→ WHAT IS REQUIRED:
Isolate every line in the records below with "sono" in it.
*** ENTRIES SHOWN ***
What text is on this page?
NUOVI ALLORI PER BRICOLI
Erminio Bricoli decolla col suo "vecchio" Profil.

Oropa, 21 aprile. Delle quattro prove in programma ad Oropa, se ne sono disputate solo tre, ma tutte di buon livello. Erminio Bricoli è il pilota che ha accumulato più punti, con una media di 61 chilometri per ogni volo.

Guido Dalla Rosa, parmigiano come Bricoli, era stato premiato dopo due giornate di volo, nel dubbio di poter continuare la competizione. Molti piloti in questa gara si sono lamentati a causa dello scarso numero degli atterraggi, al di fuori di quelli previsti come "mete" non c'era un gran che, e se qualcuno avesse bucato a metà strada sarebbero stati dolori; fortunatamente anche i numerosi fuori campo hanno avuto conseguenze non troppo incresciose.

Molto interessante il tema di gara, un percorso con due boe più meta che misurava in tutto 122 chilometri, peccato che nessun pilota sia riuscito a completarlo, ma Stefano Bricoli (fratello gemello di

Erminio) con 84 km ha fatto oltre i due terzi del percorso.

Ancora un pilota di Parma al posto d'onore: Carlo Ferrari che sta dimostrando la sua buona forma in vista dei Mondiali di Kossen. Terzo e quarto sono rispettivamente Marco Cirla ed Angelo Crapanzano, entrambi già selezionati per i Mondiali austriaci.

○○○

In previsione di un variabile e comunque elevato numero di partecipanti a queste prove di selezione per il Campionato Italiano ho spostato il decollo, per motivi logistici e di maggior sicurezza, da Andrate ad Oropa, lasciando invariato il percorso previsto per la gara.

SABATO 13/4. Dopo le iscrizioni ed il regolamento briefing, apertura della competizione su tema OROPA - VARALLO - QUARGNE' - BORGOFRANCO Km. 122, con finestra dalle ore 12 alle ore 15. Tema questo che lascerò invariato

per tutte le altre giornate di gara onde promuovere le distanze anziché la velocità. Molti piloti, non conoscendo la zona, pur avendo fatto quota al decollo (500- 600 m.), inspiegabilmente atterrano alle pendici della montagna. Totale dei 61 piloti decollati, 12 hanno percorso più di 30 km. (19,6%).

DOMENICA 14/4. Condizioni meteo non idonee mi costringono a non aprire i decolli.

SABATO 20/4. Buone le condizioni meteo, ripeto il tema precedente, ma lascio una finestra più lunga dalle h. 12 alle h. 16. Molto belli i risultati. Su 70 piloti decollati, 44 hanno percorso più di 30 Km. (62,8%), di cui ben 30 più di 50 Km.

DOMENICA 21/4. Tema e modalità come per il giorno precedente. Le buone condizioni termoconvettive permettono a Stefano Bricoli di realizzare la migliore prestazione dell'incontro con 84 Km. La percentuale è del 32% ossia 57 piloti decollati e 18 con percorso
***
→ RESPONSE:
Oropa, 21 aprile. Delle quattro prove in programma ad Oropa, se ne sono disputate solo tre, ma tutte di buon livello. Erminio Bricoli è il pilota che ha accumulato più punti, con una media di 61 chilometri per ogni volo.
Guido Dalla Rosa, parmigiano come Bricoli, era stato premiato dopo due giornate di volo, nel dubbio di poter continuare la competizione. Molti piloti in questa gara si sono lamentati a causa dello scarso numero degli atterraggi, al di fuori di quelli previsti come "mete" non c'era un gran che, e se qualcuno avesse bucato a metà strada sarebbero stati dolori; fortunatamente anche i numerosi fuori campo hanno avuto conseguenze non troppo incresciose.
Ancora un pilota di Parma al posto d'onore: Carlo Ferrari che sta dimostrando la sua buona forma in vista dei Mondiali di Kossen. Terzo e quarto sono rispettivamente Marco Cirla ed Angelo Crapanzano, entrambi già selezionati per i Mondiali austriaci.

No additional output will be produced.